» **RECORDS FOR THE TASK**
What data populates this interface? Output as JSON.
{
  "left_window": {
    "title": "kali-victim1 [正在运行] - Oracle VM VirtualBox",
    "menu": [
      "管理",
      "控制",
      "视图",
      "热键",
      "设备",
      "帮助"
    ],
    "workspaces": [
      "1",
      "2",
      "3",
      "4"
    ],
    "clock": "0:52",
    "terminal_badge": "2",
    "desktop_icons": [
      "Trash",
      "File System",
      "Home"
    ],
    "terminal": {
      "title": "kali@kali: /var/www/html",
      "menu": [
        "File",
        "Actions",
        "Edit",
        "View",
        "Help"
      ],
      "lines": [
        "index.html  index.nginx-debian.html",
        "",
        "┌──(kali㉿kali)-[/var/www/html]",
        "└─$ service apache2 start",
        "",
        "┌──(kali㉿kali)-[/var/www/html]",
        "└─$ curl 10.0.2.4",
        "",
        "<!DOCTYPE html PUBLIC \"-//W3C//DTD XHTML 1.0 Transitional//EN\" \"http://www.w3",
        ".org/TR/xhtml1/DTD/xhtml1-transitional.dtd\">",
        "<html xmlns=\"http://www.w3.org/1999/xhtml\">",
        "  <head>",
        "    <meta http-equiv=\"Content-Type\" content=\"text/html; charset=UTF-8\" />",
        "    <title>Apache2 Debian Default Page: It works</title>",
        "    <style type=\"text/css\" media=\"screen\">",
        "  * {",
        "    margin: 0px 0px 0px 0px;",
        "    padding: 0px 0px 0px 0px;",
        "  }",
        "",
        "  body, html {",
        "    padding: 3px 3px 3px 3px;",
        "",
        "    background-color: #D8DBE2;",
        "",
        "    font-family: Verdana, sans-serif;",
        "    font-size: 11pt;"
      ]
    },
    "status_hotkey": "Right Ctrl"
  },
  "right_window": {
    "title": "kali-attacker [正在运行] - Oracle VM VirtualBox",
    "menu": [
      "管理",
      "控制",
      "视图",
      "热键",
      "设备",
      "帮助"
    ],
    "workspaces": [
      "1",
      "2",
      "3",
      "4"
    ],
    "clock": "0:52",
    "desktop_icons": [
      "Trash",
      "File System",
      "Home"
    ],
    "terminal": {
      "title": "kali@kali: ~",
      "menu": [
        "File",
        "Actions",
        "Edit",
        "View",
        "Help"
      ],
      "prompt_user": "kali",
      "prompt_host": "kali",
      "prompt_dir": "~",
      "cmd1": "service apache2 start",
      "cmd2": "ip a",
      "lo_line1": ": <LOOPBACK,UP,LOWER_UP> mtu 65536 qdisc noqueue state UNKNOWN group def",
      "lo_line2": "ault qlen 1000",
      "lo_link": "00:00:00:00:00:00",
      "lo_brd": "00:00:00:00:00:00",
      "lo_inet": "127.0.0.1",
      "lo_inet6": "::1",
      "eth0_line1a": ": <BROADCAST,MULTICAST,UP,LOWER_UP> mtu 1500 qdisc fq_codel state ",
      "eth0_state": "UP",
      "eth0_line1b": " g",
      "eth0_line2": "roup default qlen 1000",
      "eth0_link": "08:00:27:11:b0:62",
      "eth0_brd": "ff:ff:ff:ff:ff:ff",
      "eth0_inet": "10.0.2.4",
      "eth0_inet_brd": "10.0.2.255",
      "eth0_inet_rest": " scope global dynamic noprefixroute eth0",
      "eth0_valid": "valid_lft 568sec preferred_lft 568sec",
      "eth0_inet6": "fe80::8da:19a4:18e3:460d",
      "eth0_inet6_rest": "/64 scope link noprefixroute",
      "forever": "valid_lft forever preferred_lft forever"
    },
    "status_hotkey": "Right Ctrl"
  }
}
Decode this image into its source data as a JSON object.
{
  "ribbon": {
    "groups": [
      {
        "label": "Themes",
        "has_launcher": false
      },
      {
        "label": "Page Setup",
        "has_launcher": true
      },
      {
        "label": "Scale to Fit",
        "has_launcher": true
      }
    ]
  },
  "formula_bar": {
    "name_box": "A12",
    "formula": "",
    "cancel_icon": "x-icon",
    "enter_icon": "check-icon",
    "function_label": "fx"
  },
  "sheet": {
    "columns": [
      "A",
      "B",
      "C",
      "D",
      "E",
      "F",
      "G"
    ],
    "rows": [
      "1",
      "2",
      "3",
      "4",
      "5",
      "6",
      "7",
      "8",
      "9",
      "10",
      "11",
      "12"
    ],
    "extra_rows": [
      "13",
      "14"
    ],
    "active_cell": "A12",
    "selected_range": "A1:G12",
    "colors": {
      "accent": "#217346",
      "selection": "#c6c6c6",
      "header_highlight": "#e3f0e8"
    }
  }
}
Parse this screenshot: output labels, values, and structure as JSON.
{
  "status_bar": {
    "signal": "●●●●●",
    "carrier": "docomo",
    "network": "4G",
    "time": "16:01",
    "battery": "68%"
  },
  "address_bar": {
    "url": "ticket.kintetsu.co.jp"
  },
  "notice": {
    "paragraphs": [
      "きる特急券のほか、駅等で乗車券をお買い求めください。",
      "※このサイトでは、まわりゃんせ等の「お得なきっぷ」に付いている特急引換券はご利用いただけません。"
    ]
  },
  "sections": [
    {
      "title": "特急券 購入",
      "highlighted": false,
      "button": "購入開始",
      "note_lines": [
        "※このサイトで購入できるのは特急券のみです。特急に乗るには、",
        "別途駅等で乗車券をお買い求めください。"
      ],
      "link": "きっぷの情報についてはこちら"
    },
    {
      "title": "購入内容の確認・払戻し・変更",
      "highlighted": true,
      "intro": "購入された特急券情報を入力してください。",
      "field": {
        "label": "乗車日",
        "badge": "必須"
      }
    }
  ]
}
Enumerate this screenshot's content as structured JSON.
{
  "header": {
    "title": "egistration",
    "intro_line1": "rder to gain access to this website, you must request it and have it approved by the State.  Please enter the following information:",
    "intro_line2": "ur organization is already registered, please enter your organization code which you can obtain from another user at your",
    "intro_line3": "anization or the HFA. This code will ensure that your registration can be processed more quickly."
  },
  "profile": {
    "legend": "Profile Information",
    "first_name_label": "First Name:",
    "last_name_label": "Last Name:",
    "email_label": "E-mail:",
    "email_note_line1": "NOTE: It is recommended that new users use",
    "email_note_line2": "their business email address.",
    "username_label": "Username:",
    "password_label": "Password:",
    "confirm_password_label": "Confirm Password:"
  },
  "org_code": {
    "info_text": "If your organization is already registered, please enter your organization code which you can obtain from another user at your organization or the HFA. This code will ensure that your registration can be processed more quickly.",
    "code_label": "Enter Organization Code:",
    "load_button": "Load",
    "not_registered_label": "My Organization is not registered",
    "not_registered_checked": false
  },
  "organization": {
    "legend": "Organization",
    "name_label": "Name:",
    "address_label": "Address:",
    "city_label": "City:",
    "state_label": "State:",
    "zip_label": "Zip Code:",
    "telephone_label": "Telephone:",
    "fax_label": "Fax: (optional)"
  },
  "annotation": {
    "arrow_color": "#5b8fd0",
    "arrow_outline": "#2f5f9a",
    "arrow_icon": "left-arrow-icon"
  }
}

» **AIM OF THE TASK**
Output each entry precisely as given.

» **REPLY**
What data populates this interface? Output as JSON.
{
  "left_window": {
    "title": "kali-victim1 [正在运行] - Oracle VM VirtualBox",
    "menu": [
      "管理",
      "控制",
      "视图",
      "热键",
      "设备",
      "帮助"
    ],
    "workspaces": [
      "1",
      "2",
      "3",
      "4"
    ],
    "clock": "0:52",
    "terminal_badge": "2",
    "desktop_icons": [
      "Trash",
      "File System",
      "Home"
    ],
    "terminal": {
      "title": "kali@kali: /var/www/html",
      "menu": [
        "File",
        "Actions",
        "Edit",
        "View",
        "Help"
      ],
      "lines": [
        "index.html  index.nginx-debian.html",
        "",
        "┌──(kali㉿kali)-[/var/www/html]",
        "└─$ service apache2 start",
        "",
        "┌──(kali㉿kali)-[/var/www/html]",
        "└─$ curl 10.0.2.4",
        "",
        "<!DOCTYPE html PUBLIC \"-//W3C//DTD XHTML 1.0 Transitional//EN\" \"http://www.w3",
        ".org/TR/xhtml1/DTD/xhtml1-transitional.dtd\">",
        "<html xmlns=\"http://www.w3.org/1999/xhtml\">",
        "  <head>",
        "    <meta http-equiv=\"Content-Type\" content=\"text/html; charset=UTF-8\" />",
        "    <title>Apache2 Debian Default Page: It works</title>",
        "    <style type=\"text/css\" media=\"screen\">",
        "  * {",
        "    margin: 0px 0px 0px 0px;",
        "    padding: 0px 0px 0px 0px;",
        "  }",
        "",
        "  body, html {",
        "    padding: 3px 3px 3px 3px;",
        "",
        "    background-color: #D8DBE2;",
        "",
        "    font-family: Verdana, sans-serif;",
        "    font-size: 11pt;"
      ]
    },
    "status_hotkey": "Right Ctrl"
  },
  "right_window": {
    "title": "kali-attacker [正在运行] - Oracle VM VirtualBox",
    "menu": [
      "管理",
      "控制",
      "视图",
      "热键",
      "设备",
      "帮助"
    ],
    "workspaces": [
      "1",
      "2",
      "3",
      "4"
    ],
    "clock": "0:52",
    "desktop_icons": [
      "Trash",
      "File System",
      "Home"
    ],
    "terminal": {
      "title": "kali@kali: ~",
      "menu": [
        "File",
        "Actions",
        "Edit",
        "View",
        "Help"
      ],
      "prompt_user": "kali",
      "prompt_host": "kali",
      "prompt_dir": "~",
      "cmd1": "service apache2 start",
      "cmd2": "ip a",
      "lo_line1": ": <LOOPBACK,UP,LOWER_UP> mtu 65536 qdisc noqueue state UNKNOWN group def",
      "lo_line2": "ault qlen 1000",
      "lo_link": "00:00:00:00:00:00",
      "lo_brd": "00:00:00:00:00:00",
      "lo_inet": "127.0.0.1",
      "lo_inet6": "::1",
      "eth0_line1a": ": <BROADCAST,MULTICAST,UP,LOWER_UP> mtu 1500 qdisc fq_codel state ",
      "eth0_state": "UP",
      "eth0_line1b": " g",
      "eth0_line2": "roup default qlen 1000",
      "eth0_link": "08:00:27:11:b0:62",
      "eth0_brd": "ff:ff:ff:ff:ff:ff",
      "eth0_inet": "10.0.2.4",
      "eth0_inet_brd": "10.0.2.255",
      "eth0_inet_rest": " scope global dynamic noprefixroute eth0",
      "eth0_valid": "valid_lft 568sec preferred_lft 568sec",
      "eth0_inet6": "fe80::8da:19a4:18e3:460d",
      "eth0_inet6_rest": "/64 scope link noprefixroute",
      "forever": "valid_lft forever preferred_lft forever"
    },
    "status_hotkey": "Right Ctrl"
  }
}
Decode this image into its source data as a JSON object.
{
  "ribbon": {
    "groups": [
      {
        "label": "Themes",
        "has_launcher": false
      },
      {
        "label": "Page Setup",
        "has_launcher": true
      },
      {
        "label": "Scale to Fit",
        "has_launcher": true
      }
    ]
  },
  "formula_bar": {
    "name_box": "A12",
    "formula": "",
    "cancel_icon": "x-icon",
    "enter_icon": "check-icon",
    "function_label": "fx"
  },
  "sheet": {
    "columns": [
      "A",
      "B",
      "C",
      "D",
      "E",
      "F",
      "G"
    ],
    "rows": [
      "1",
      "2",
      "3",
      "4",
      "5",
      "6",
      "7",
      "8",
      "9",
      "10",
      "11",
      "12"
    ],
    "extra_rows": [
      "13",
      "14"
    ],
    "active_cell": "A12",
    "selected_range": "A1:G12",
    "colors": {
      "accent": "#217346",
      "selection": "#c6c6c6",
      "header_highlight": "#e3f0e8"
    }
  }
}
Parse this screenshot: output labels, values, and structure as JSON.
{
  "status_bar": {
    "signal": "●●●●●",
    "carrier": "docomo",
    "network": "4G",
    "time": "16:01",
    "battery": "68%"
  },
  "address_bar": {
    "url": "ticket.kintetsu.co.jp"
  },
  "notice": {
    "paragraphs": [
      "きる特急券のほか、駅等で乗車券をお買い求めください。",
      "※このサイトでは、まわりゃんせ等の「お得なきっぷ」に付いている特急引換券はご利用いただけません。"
    ]
  },
  "sections": [
    {
      "title": "特急券 購入",
      "highlighted": false,
      "button": "購入開始",
      "note_lines": [
        "※このサイトで購入できるのは特急券のみです。特急に乗るには、",
        "別途駅等で乗車券をお買い求めください。"
      ],
      "link": "きっぷの情報についてはこちら"
    },
    {
      "title": "購入内容の確認・払戻し・変更",
      "highlighted": true,
      "intro": "購入された特急券情報を入力してください。",
      "field": {
        "label": "乗車日",
        "badge": "必須"
      }
    }
  ]
}
Enumerate this screenshot's content as structured JSON.
{
  "header": {
    "title": "egistration",
    "intro_line1": "rder to gain access to this website, you must request it and have it approved by the State.  Please enter the following information:",
    "intro_line2": "ur organization is already registered, please enter your organization code which you can obtain from another user at your",
    "intro_line3": "anization or the HFA. This code will ensure that your registration can be processed more quickly."
  },
  "profile": {
    "legend": "Profile Information",
    "first_name_label": "First Name:",
    "last_name_label": "Last Name:",
    "email_label": "E-mail:",
    "email_note_line1": "NOTE: It is recommended that new users use",
    "email_note_line2": "their business email address.",
    "username_label": "Username:",
    "password_label": "Password:",
    "confirm_password_label": "Confirm Password:"
  },
  "org_code": {
    "info_text": "If your organization is already registered, please enter your organization code which you can obtain from another user at your organization or the HFA. This code will ensure that your registration can be processed more quickly.",
    "code_label": "Enter Organization Code:",
    "load_button": "Load",
    "not_registered_label": "My Organization is not registered",
    "not_registered_checked": false
  },
  "organization": {
    "legend": "Organization",
    "name_label": "Name:",
    "address_label": "Address:",
    "city_label": "City:",
    "state_label": "State:",
    "zip_label": "Zip Code:",
    "telephone_label": "Telephone:",
    "fax_label": "Fax: (optional)"
  },
  "annotation": {
    "arrow_color": "#5b8fd0",
    "arrow_outline": "#2f5f9a",
    "arrow_icon": "left-arrow-icon"
  }
}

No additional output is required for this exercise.